** START Dataset **
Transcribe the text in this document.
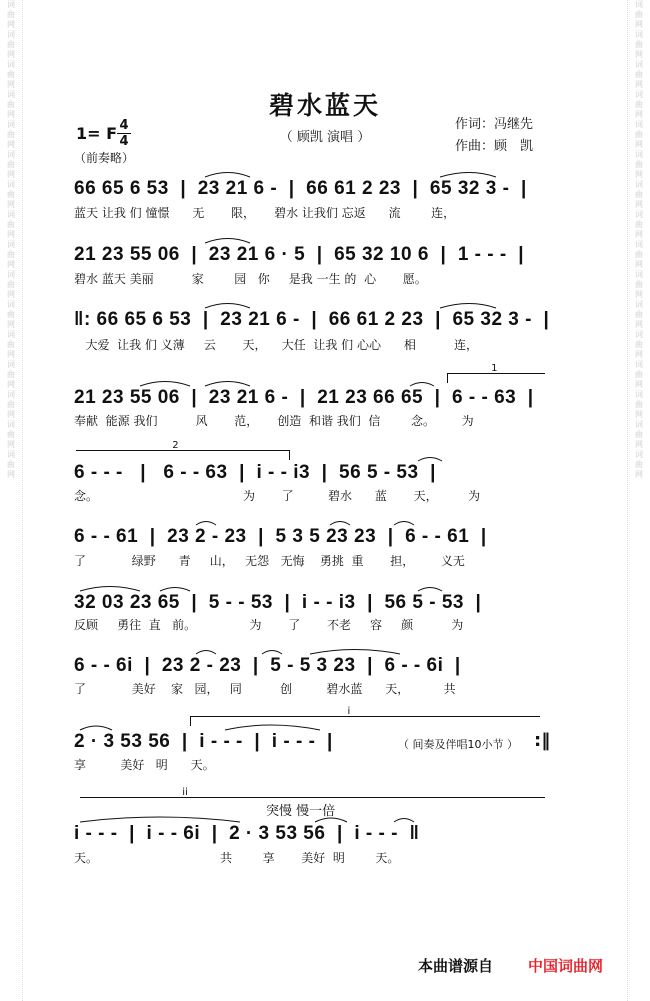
词曲网词曲网词曲网词曲网词曲网词曲网词曲网词曲网词曲网词曲网词曲网词曲网词曲网词曲网词曲网词曲网
词曲网词曲网词曲网词曲网词曲网词曲网词曲网词曲网词曲网词曲网词曲网词曲网词曲网词曲网词曲网词曲网
碧水蓝天
（ 顾凯 演唱 ）
1= F 4
4
（前奏略）
作词：冯继先
作曲：顾　凯
66 65 6 53  |  23 21 6 -  |  66 61 2 23  |  65 32 3 -  |
蓝天 让我 们 憧憬      无       限，     碧水 让我们 忘返      流        连，
21 23 55 06  |  23 21 6 · 5  |  65 32 10 6  |  1 - - -  |
碧水 蓝天 美丽          家        园   你     是我 一生 的  心       愿。
‖: 66 65 6 53  |  23 21 6 -  |  66 61 2 23  |  65 32 3 -  |
大爱  让我 们 义薄     云       天，    大任  让我 们 心心      相          连，
1
21 23 55 06  |  23 21 6 -  |  21 23 66 65  |  6 - - 63  |
奉献  能源 我们          风       范，     创造  和谐 我们  信        念。       为
2
6 - - -   |   6 - - 63  |  i - - i3  |  56 5 - 53  |
念。                                      为       了         碧水      蓝       天，        为
6 - - 61  |  23 2 - 23  |  5 3 5 23 23  |  6 - - 61  |
了            绿野      青     山，   无怨   无悔    勇挑  重       担，       义无
32 03 23 65  |  5 - - 53  |  i - - i3  |  56 5 - 53  |
反顾     勇往  直   前。              为       了       不老     容     颜          为
6 - - 6i  |  23 2 - 23  |  5 - 5 3 23  |  6 - - 6i  |
了            美好    家   园，   同          创         碧水蓝      天，         共
i
2 · 3 53 56  |  i - - -  |  i - - -  |	（ 间奏及伴唱10小节 ） :‖
享         美好   明      天。
ii
突慢 慢一倍
i - - -  |  i - - 6i  |  2 · 3 53 56  |  i - - -  ‖
天。                                共        享       美好  明        天。
本曲谱源自 中国词曲网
** END Dataset **
Task statement
Copy every line of the data word for word, omitting the images.

Exercise answer
Transcribe the text in this document.
词曲网词曲网词曲网词曲网词曲网词曲网词曲网词曲网词曲网词曲网词曲网词曲网词曲网词曲网词曲网词曲网
词曲网词曲网词曲网词曲网词曲网词曲网词曲网词曲网词曲网词曲网词曲网词曲网词曲网词曲网词曲网词曲网
碧水蓝天
（ 顾凯 演唱 ）
1= F 4
4
（前奏略）
作词：冯继先
作曲：顾　凯
66 65 6 53  |  23 21 6 -  |  66 61 2 23  |  65 32 3 -  |
蓝天 让我 们 憧憬      无       限，     碧水 让我们 忘返      流        连，
21 23 55 06  |  23 21 6 · 5  |  65 32 10 6  |  1 - - -  |
碧水 蓝天 美丽          家        园   你     是我 一生 的  心       愿。
‖: 66 65 6 53  |  23 21 6 -  |  66 61 2 23  |  65 32 3 -  |
大爱  让我 们 义薄     云       天，    大任  让我 们 心心      相          连，
1
21 23 55 06  |  23 21 6 -  |  21 23 66 65  |  6 - - 63  |
奉献  能源 我们          风       范，     创造  和谐 我们  信        念。       为
2
6 - - -   |   6 - - 63  |  i - - i3  |  56 5 - 53  |
念。                                      为       了         碧水      蓝       天，        为
6 - - 61  |  23 2 - 23  |  5 3 5 23 23  |  6 - - 61  |
了            绿野      青     山，   无怨   无悔    勇挑  重       担，       义无
32 03 23 65  |  5 - - 53  |  i - - i3  |  56 5 - 53  |
反顾     勇往  直   前。              为       了       不老     容     颜          为
6 - - 6i  |  23 2 - 23  |  5 - 5 3 23  |  6 - - 6i  |
了            美好    家   园，   同          创         碧水蓝      天，         共
i
2 · 3 53 56  |  i - - -  |  i - - -  |	（ 间奏及伴唱10小节 ） :‖
享         美好   明      天。
ii
突慢 慢一倍
i - - -  |  i - - 6i  |  2 · 3 53 56  |  i - - -  ‖
天。                                共        享       美好  明        天。
本曲谱源自 中国词曲网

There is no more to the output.